--- BEGIN ---

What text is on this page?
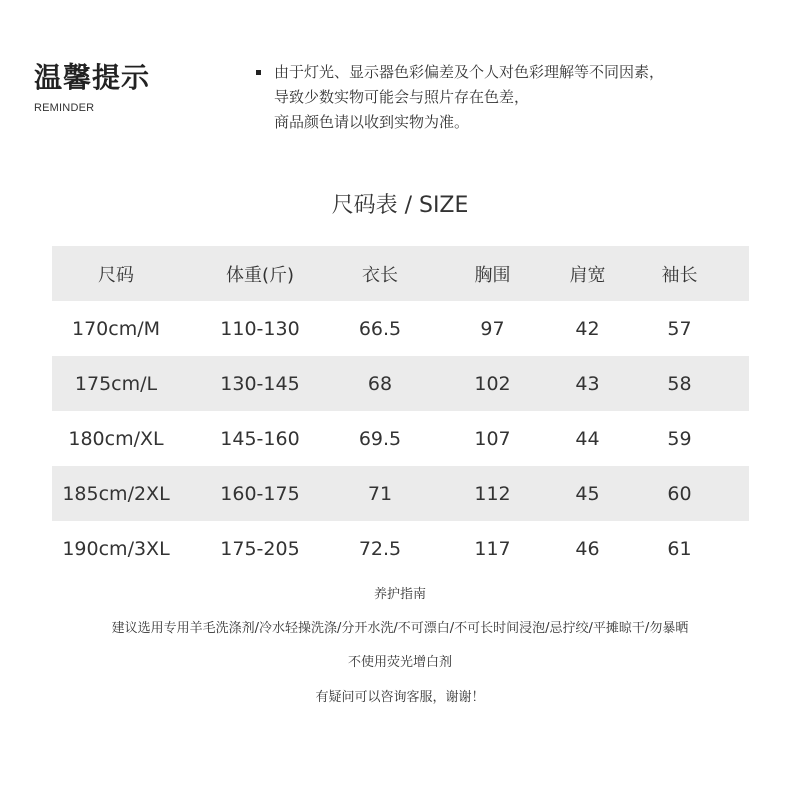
温馨提示
REMINDER
由于灯光、显示器色彩偏差及个人对色彩理解等不同因素，
导致少数实物可能会与照片存在色差，
商品颜色请以收到实物为准。
尺码表 / SIZE
尺码	体重(斤)	衣长	胸围	肩宽	袖长
170cm/M	110-130	66.5	97	42	57
175cm/L	130-145	68	102	43	58
180cm/XL	145-160	69.5	107	44	59
185cm/2XL	160-175	71	112	45	60
190cm/3XL	175-205	72.5	117	46	61
养护指南
建议选用专用羊毛洗涤剂/冷水轻操洗涤/分开水洗/不可漂白/不可长时间浸泡/忌拧绞/平摊晾干/勿暴晒
不使用荧光增白剂
有疑问可以咨询客服，谢谢！
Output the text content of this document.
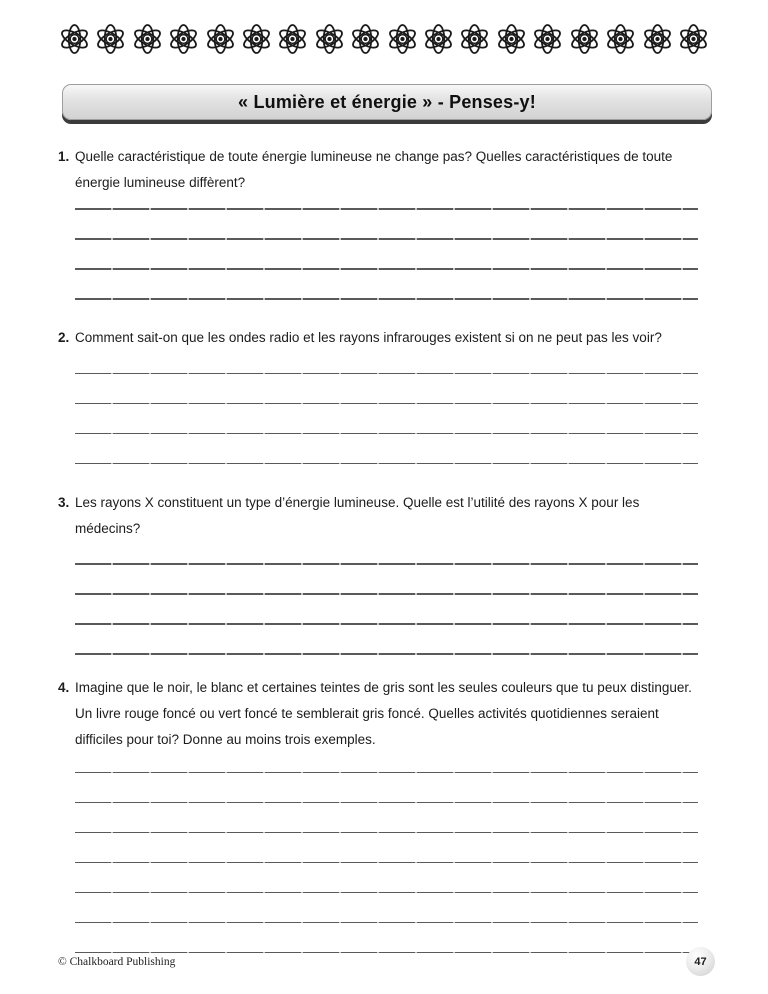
« Lumière et énergie » - Penses-y!
1. Quelle caractéristique de toute énergie lumineuse ne change pas? Quelles caractéristiques de toute énergie lumineuse diffèrent?
2. Comment sait-on que les ondes radio et les rayons infrarouges existent si on ne peut pas les voir?
3. Les rayons X constituent un type d’énergie lumineuse. Quelle est l’utilité des rayons X pour les médecins?
4. Imagine que le noir, le blanc et certaines teintes de gris sont les seules couleurs que tu peux distinguer. Un livre rouge foncé ou vert foncé te semblerait gris foncé. Quelles activités quotidiennes seraient difficiles pour toi? Donne au moins trois exemples.
© Chalkboard Publishing	47
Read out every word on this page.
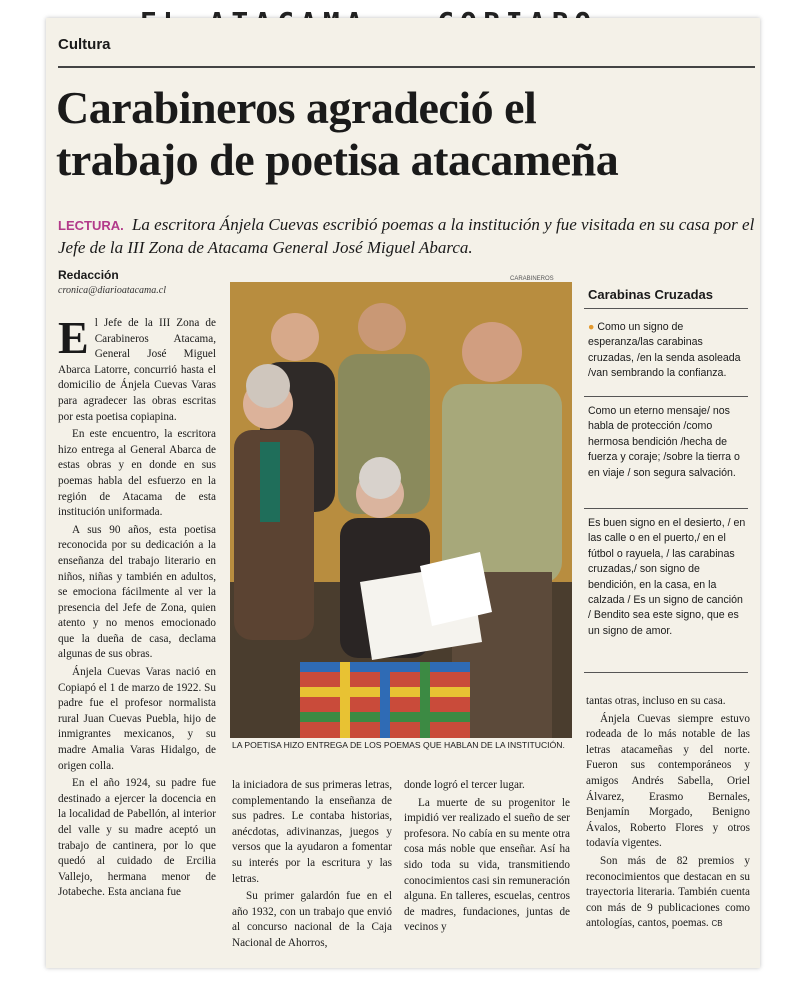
Cultura
Carabineros agradeció el
trabajo de poetisa atacameña
LECTURA. La escritora Ánjela Cuevas escribió poemas a la institución y fue visitada en su casa por el Jefe de la III Zona de Atacama General José Miguel Abarca.
Redacción
cronica@diarioatacama.cl

El Jefe de la III Zona de Carabineros Atacama, General José Miguel Abarca Latorre, concurrió hasta el domicilio de Ánjela Cuevas Varas para agradecer las obras escritas por esta poetisa copiapina.

En este encuentro, la escritora hizo entrega al General Abarca de estas obras y en donde en sus poemas habla del esfuerzo en la región de Atacama de esta institución uniformada.

A sus 90 años, esta poetisa reconocida por su dedicación a la enseñanza del trabajo literario en niños, niñas y también en adultos, se emociona fácilmente al ver la presencia del Jefe de Zona, quien atento y no menos emocionado que la dueña de casa, declama algunas de sus obras.

Ánjela Cuevas Varas nació en Copiapó el 1 de marzo de 1922. Su padre fue el profesor normalista rural Juan Cuevas Puebla, hijo de inmigrantes mexicanos, y su madre Amalia Varas Hidalgo, de origen colla.

En el año 1924, su padre fue destinado a ejercer la docencia en la localidad de Pabellón, al interior del valle y su madre aceptó un trabajo de cantinera, por lo que quedó al cuidado de Ercilia Vallejo, hermana menor de Jotabeche. Esta anciana fue

CARABINEROS
LA POETISA HIZO ENTREGA DE LOS POEMAS QUE HABLAN DE LA INSTITUCIÓN.

la iniciadora de sus primeras letras, complementando la enseñanza de sus padres. Le contaba historias, anécdotas, adivinanzas, juegos y versos que la ayudaron a fomentar su interés por la escritura y las letras.

Su primer galardón fue en el año 1932, con un trabajo que envió al concurso nacional de la Caja Nacional de Ahorros,

donde logró el tercer lugar.

La muerte de su progenitor le impidió ver realizado el sueño de ser profesora. No cabía en su mente otra cosa más noble que enseñar. Así ha sido toda su vida, transmitiendo conocimientos casi sin remuneración alguna. En talleres, escuelas, centros de madres, fundaciones, juntas de vecinos y

Carabinas Cruzadas
● Como un signo de esperanza/las carabinas cruzadas, /en la senda asoleada /van sembrando la confianza.
Como un eterno mensaje/ nos habla de protección /como hermosa bendición /hecha de fuerza y coraje; /sobre la tierra o en viaje / son segura salvación.
Es buen signo en el desierto, / en las calle o en el puerto,/ en el fútbol o rayuela, / las carabinas cruzadas,/ son signo de bendición, en la casa, en la calzada / Es un signo de canción / Bendito sea este signo, que es un signo de amor.

tantas otras, incluso en su casa.

Ánjela Cuevas siempre estuvo rodeada de lo más notable de las letras atacameñas y del norte. Fueron sus contemporáneos y amigos Andrés Sabella, Oriel Álvarez, Erasmo Bernales, Benjamín Morgado, Benigno Ávalos, Roberto Flores y otros todavía vigentes.

Son más de 82 premios y reconocimientos que destacan en su trayectoria literaria. También cuenta con más de 9 publicaciones como antologías, cantos, poemas. CB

--- END ---

_TASK PROMPT:_
Pictures in the records should not appear in your copy, but everything else must be transcribed exactly.

_SOLUTION TO THIS PROBLEM:_
What text is on this page?
温馨提示
REMINDER
由于灯光、显示器色彩偏差及个人对色彩理解等不同因素，
导致少数实物可能会与照片存在色差，
商品颜色请以收到实物为准。
尺码表 / SIZE
尺码	体重(斤)	衣长	胸围	肩宽	袖长
170cm/M	110-130	66.5	97	42	57
175cm/L	130-145	68	102	43	58
180cm/XL	145-160	69.5	107	44	59
185cm/2XL	160-175	71	112	45	60
190cm/3XL	175-205	72.5	117	46	61
养护指南
建议选用专用羊毛洗涤剂/冷水轻操洗涤/分开水洗/不可漂白/不可长时间浸泡/忌拧绞/平摊晾干/勿暴晒
不使用荧光增白剂
有疑问可以咨询客服，谢谢！
Output the text content of this document.
« Lumière et énergie » - Penses-y!
1. Quelle caractéristique de toute énergie lumineuse ne change pas? Quelles caractéristiques de toute énergie lumineuse diffèrent?
2. Comment sait-on que les ondes radio et les rayons infrarouges existent si on ne peut pas les voir?
3. Les rayons X constituent un type d’énergie lumineuse. Quelle est l’utilité des rayons X pour les médecins?
4. Imagine que le noir, le blanc et certaines teintes de gris sont les seules couleurs que tu peux distinguer. Un livre rouge foncé ou vert foncé te semblerait gris foncé. Quelles activités quotidiennes seraient difficiles pour toi? Donne au moins trois exemples.
© Chalkboard Publishing	47
Read out every word on this page.
Cultura
Carabineros agradeció el
trabajo de poetisa atacameña
LECTURA. La escritora Ánjela Cuevas escribió poemas a la institución y fue visitada en su casa por el Jefe de la III Zona de Atacama General José Miguel Abarca.
Redacción
cronica@diarioatacama.cl

El Jefe de la III Zona de Carabineros Atacama, General José Miguel Abarca Latorre, concurrió hasta el domicilio de Ánjela Cuevas Varas para agradecer las obras escritas por esta poetisa copiapina.

En este encuentro, la escritora hizo entrega al General Abarca de estas obras y en donde en sus poemas habla del esfuerzo en la región de Atacama de esta institución uniformada.

A sus 90 años, esta poetisa reconocida por su dedicación a la enseñanza del trabajo literario en niños, niñas y también en adultos, se emociona fácilmente al ver la presencia del Jefe de Zona, quien atento y no menos emocionado que la dueña de casa, declama algunas de sus obras.

Ánjela Cuevas Varas nació en Copiapó el 1 de marzo de 1922. Su padre fue el profesor normalista rural Juan Cuevas Puebla, hijo de inmigrantes mexicanos, y su madre Amalia Varas Hidalgo, de origen colla.

En el año 1924, su padre fue destinado a ejercer la docencia en la localidad de Pabellón, al interior del valle y su madre aceptó un trabajo de cantinera, por lo que quedó al cuidado de Ercilia Vallejo, hermana menor de Jotabeche. Esta anciana fue

CARABINEROS
LA POETISA HIZO ENTREGA DE LOS POEMAS QUE HABLAN DE LA INSTITUCIÓN.

la iniciadora de sus primeras letras, complementando la enseñanza de sus padres. Le contaba historias, anécdotas, adivinanzas, juegos y versos que la ayudaron a fomentar su interés por la escritura y las letras.

Su primer galardón fue en el año 1932, con un trabajo que envió al concurso nacional de la Caja Nacional de Ahorros,

donde logró el tercer lugar.

La muerte de su progenitor le impidió ver realizado el sueño de ser profesora. No cabía en su mente otra cosa más noble que enseñar. Así ha sido toda su vida, transmitiendo conocimientos casi sin remuneración alguna. En talleres, escuelas, centros de madres, fundaciones, juntas de vecinos y

Carabinas Cruzadas
● Como un signo de esperanza/las carabinas cruzadas, /en la senda asoleada /van sembrando la confianza.
Como un eterno mensaje/ nos habla de protección /como hermosa bendición /hecha de fuerza y coraje; /sobre la tierra o en viaje / son segura salvación.
Es buen signo en el desierto, / en las calle o en el puerto,/ en el fútbol o rayuela, / las carabinas cruzadas,/ son signo de bendición, en la casa, en la calzada / Es un signo de canción / Bendito sea este signo, que es un signo de amor.

tantas otras, incluso en su casa.

Ánjela Cuevas siempre estuvo rodeada de lo más notable de las letras atacameñas y del norte. Fueron sus contemporáneos y amigos Andrés Sabella, Oriel Álvarez, Erasmo Bernales, Benjamín Morgado, Benigno Ávalos, Roberto Flores y otros todavía vigentes.

Son más de 82 premios y reconocimientos que destacan en su trayectoria literaria. También cuenta con más de 9 publicaciones como antologías, cantos, poemas. CB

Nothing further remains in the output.